Please return the full listing below without altering anything.

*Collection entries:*
⟨

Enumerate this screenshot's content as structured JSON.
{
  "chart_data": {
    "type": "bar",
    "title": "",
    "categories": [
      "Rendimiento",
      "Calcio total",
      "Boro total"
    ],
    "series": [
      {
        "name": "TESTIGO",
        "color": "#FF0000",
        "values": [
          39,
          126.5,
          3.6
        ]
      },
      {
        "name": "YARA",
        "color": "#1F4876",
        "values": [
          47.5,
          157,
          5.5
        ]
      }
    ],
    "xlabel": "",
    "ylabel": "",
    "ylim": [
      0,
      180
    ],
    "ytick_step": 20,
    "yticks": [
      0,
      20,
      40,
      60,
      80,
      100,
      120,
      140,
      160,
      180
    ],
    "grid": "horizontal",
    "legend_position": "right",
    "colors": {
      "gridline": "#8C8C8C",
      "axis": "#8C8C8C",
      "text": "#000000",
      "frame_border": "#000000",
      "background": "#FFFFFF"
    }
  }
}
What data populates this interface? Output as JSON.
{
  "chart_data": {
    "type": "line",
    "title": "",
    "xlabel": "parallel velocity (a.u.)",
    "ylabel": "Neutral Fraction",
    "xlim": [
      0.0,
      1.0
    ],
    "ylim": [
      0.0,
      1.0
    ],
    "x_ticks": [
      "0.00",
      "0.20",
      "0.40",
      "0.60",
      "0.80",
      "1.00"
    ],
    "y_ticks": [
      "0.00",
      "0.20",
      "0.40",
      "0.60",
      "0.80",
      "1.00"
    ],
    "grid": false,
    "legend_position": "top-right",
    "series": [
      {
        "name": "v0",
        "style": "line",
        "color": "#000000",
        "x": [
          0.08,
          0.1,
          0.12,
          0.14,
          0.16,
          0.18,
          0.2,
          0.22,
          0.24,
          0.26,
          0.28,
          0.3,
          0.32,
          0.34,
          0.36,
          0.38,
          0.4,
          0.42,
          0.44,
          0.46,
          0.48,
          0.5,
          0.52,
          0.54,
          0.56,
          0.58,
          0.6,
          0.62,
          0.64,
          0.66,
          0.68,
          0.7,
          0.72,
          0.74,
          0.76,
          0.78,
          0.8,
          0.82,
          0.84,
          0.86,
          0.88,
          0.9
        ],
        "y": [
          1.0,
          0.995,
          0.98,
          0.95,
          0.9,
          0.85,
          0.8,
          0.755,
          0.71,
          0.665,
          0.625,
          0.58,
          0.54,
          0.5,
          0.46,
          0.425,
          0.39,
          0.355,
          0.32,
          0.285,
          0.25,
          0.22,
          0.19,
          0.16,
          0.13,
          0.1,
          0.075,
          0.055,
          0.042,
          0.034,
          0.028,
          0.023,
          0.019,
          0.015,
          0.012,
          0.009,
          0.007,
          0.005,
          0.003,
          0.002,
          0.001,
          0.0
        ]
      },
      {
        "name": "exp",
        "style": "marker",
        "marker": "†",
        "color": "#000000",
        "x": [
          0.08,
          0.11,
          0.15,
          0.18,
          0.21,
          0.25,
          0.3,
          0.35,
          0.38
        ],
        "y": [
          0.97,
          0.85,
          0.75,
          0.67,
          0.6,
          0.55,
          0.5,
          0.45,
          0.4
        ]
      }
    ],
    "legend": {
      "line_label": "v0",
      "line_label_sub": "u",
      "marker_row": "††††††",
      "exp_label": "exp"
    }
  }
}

⟩

*WRITTEN REPLY:*
Enumerate this screenshot's content as structured JSON.
{
  "chart_data": {
    "type": "bar",
    "title": "",
    "categories": [
      "Rendimiento",
      "Calcio total",
      "Boro total"
    ],
    "series": [
      {
        "name": "TESTIGO",
        "color": "#FF0000",
        "values": [
          39,
          126.5,
          3.6
        ]
      },
      {
        "name": "YARA",
        "color": "#1F4876",
        "values": [
          47.5,
          157,
          5.5
        ]
      }
    ],
    "xlabel": "",
    "ylabel": "",
    "ylim": [
      0,
      180
    ],
    "ytick_step": 20,
    "yticks": [
      0,
      20,
      40,
      60,
      80,
      100,
      120,
      140,
      160,
      180
    ],
    "grid": "horizontal",
    "legend_position": "right",
    "colors": {
      "gridline": "#8C8C8C",
      "axis": "#8C8C8C",
      "text": "#000000",
      "frame_border": "#000000",
      "background": "#FFFFFF"
    }
  }
}
What data populates this interface? Output as JSON.
{
  "chart_data": {
    "type": "line",
    "title": "",
    "xlabel": "parallel velocity (a.u.)",
    "ylabel": "Neutral Fraction",
    "xlim": [
      0.0,
      1.0
    ],
    "ylim": [
      0.0,
      1.0
    ],
    "x_ticks": [
      "0.00",
      "0.20",
      "0.40",
      "0.60",
      "0.80",
      "1.00"
    ],
    "y_ticks": [
      "0.00",
      "0.20",
      "0.40",
      "0.60",
      "0.80",
      "1.00"
    ],
    "grid": false,
    "legend_position": "top-right",
    "series": [
      {
        "name": "v0",
        "style": "line",
        "color": "#000000",
        "x": [
          0.08,
          0.1,
          0.12,
          0.14,
          0.16,
          0.18,
          0.2,
          0.22,
          0.24,
          0.26,
          0.28,
          0.3,
          0.32,
          0.34,
          0.36,
          0.38,
          0.4,
          0.42,
          0.44,
          0.46,
          0.48,
          0.5,
          0.52,
          0.54,
          0.56,
          0.58,
          0.6,
          0.62,
          0.64,
          0.66,
          0.68,
          0.7,
          0.72,
          0.74,
          0.76,
          0.78,
          0.8,
          0.82,
          0.84,
          0.86,
          0.88,
          0.9
        ],
        "y": [
          1.0,
          0.995,
          0.98,
          0.95,
          0.9,
          0.85,
          0.8,
          0.755,
          0.71,
          0.665,
          0.625,
          0.58,
          0.54,
          0.5,
          0.46,
          0.425,
          0.39,
          0.355,
          0.32,
          0.285,
          0.25,
          0.22,
          0.19,
          0.16,
          0.13,
          0.1,
          0.075,
          0.055,
          0.042,
          0.034,
          0.028,
          0.023,
          0.019,
          0.015,
          0.012,
          0.009,
          0.007,
          0.005,
          0.003,
          0.002,
          0.001,
          0.0
        ]
      },
      {
        "name": "exp",
        "style": "marker",
        "marker": "†",
        "color": "#000000",
        "x": [
          0.08,
          0.11,
          0.15,
          0.18,
          0.21,
          0.25,
          0.3,
          0.35,
          0.38
        ],
        "y": [
          0.97,
          0.85,
          0.75,
          0.67,
          0.6,
          0.55,
          0.5,
          0.45,
          0.4
        ]
      }
    ],
    "legend": {
      "line_label": "v0",
      "line_label_sub": "u",
      "marker_row": "††††††",
      "exp_label": "exp"
    }
  }
}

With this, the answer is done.